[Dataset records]

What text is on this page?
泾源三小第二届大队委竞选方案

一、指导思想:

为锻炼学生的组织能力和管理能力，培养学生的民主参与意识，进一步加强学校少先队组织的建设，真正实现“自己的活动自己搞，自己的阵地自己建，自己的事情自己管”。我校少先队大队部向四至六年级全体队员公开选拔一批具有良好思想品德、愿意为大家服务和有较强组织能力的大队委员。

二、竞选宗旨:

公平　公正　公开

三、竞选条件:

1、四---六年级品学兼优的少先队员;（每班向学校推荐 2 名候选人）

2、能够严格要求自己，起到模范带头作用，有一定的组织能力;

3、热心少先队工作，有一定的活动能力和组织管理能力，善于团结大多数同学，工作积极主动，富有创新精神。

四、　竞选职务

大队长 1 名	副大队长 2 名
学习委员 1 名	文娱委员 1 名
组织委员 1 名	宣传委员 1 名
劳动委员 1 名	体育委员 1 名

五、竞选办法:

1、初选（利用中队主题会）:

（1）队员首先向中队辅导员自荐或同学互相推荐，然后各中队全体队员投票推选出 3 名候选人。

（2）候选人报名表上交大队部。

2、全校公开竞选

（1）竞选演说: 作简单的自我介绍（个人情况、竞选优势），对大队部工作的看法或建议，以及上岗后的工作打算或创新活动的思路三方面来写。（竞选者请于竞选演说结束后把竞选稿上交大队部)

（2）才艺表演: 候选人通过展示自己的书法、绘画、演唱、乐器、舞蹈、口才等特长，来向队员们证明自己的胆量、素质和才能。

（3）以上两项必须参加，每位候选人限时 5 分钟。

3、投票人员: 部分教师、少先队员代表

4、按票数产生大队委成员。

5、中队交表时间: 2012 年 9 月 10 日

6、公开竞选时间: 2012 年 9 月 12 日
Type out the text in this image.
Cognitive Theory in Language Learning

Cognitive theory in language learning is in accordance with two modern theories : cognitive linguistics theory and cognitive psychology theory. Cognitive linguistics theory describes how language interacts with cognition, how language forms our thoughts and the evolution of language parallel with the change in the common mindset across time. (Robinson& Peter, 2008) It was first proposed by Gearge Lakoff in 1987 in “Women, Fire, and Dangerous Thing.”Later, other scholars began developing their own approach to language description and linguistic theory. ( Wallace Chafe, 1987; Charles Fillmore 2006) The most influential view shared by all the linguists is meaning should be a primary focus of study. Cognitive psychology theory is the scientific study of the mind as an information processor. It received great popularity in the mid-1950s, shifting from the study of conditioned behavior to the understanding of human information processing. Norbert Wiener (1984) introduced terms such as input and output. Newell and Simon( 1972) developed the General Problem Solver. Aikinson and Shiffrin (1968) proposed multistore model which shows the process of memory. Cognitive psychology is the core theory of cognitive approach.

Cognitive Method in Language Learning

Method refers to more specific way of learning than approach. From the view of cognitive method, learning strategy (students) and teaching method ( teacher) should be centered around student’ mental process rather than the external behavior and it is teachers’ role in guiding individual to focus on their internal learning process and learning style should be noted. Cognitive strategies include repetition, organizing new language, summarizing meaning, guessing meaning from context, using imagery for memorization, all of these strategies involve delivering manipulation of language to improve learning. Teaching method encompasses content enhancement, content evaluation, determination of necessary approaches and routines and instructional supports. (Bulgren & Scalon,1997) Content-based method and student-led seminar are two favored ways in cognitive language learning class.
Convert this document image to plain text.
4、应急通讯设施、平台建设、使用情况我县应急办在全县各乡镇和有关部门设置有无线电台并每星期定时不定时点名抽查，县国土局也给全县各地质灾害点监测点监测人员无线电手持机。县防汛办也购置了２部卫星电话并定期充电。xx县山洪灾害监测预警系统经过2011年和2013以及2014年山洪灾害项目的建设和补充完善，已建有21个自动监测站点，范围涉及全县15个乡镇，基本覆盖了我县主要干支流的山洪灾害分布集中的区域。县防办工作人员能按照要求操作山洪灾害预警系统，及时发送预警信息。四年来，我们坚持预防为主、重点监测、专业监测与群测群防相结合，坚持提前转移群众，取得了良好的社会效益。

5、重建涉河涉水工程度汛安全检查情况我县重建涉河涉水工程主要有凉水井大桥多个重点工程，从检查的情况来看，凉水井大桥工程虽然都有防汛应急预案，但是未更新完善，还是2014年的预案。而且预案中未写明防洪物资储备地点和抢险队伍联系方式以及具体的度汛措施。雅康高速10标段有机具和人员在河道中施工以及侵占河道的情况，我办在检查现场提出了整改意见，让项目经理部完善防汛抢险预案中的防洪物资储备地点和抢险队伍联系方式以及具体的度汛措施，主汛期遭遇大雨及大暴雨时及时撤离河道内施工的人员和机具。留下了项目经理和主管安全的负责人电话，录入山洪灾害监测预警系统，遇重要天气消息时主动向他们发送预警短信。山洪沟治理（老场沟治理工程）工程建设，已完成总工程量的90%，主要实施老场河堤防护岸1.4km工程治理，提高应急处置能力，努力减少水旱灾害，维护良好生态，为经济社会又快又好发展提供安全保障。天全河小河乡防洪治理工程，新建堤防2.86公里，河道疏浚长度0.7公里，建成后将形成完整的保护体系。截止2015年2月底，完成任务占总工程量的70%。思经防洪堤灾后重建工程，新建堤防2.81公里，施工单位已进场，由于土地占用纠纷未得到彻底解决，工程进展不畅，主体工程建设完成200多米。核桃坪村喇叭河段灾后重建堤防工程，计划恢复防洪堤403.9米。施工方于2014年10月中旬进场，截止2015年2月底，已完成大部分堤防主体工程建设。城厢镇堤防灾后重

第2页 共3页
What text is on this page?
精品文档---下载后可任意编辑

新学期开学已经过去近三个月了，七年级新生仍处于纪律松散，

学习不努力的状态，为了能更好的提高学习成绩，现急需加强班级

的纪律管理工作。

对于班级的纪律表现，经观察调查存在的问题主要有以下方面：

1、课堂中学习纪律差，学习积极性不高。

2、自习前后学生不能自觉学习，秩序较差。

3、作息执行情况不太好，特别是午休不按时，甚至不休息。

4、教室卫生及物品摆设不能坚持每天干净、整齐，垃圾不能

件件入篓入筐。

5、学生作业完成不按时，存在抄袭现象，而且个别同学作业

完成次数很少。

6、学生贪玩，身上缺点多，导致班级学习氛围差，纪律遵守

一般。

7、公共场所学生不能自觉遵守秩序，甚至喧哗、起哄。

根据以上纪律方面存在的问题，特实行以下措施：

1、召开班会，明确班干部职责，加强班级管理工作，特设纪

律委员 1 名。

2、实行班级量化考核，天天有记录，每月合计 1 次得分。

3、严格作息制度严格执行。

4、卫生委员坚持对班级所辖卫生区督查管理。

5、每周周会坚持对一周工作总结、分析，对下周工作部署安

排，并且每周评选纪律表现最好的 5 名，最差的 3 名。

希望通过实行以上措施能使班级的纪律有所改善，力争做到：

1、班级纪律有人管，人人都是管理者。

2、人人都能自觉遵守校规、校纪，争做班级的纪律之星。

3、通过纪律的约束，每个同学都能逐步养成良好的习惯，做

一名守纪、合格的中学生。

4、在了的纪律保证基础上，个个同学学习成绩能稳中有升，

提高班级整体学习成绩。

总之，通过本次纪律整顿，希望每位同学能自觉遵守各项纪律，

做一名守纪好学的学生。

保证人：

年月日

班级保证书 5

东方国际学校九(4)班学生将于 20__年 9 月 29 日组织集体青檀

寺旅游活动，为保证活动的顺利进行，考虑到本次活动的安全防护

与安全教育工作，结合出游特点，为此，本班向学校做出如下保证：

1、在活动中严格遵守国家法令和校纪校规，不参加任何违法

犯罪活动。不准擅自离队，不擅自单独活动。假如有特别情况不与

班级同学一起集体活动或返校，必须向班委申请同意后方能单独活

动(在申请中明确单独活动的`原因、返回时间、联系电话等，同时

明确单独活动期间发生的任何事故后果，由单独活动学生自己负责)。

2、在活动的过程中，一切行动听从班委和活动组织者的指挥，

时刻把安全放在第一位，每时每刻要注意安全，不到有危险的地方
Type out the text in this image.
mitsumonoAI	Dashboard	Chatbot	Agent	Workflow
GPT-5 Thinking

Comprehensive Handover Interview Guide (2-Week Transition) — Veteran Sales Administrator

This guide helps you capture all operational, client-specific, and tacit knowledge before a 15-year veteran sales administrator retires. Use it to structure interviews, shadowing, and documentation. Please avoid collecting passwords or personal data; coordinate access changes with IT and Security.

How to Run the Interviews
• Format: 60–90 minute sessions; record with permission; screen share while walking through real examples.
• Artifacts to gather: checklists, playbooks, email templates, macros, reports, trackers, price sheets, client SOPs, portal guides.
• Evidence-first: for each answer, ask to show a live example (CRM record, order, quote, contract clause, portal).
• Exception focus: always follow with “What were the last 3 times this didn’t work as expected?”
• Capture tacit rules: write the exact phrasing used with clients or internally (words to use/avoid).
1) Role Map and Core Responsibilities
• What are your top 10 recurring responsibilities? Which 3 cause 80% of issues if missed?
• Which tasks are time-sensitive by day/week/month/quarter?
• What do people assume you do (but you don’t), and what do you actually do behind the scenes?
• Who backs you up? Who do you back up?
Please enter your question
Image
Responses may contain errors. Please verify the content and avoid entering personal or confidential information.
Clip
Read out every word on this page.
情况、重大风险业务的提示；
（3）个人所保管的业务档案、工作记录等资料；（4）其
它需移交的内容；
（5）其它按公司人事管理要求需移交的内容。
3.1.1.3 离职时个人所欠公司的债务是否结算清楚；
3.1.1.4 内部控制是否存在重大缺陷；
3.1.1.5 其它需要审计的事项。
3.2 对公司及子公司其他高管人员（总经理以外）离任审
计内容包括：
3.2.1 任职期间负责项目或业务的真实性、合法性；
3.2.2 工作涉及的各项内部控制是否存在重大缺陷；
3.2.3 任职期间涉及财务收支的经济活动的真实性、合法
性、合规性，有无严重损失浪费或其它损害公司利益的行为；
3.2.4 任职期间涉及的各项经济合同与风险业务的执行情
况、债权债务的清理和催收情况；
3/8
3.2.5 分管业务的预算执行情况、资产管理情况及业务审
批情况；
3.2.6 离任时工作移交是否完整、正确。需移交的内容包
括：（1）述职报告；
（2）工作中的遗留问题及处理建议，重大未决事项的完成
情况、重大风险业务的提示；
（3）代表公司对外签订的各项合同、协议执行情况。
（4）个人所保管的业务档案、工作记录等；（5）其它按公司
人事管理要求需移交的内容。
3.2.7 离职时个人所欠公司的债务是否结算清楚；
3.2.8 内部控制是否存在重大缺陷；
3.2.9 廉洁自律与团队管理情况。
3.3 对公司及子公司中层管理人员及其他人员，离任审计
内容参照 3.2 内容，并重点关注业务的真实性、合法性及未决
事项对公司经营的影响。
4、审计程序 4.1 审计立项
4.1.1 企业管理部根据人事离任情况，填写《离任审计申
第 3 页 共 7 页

#### Written instruction:
Say how many lines of the listing above contain "离职时个人所欠公司的债务是否结算清楚", with no other words.

#### Complete answer:
2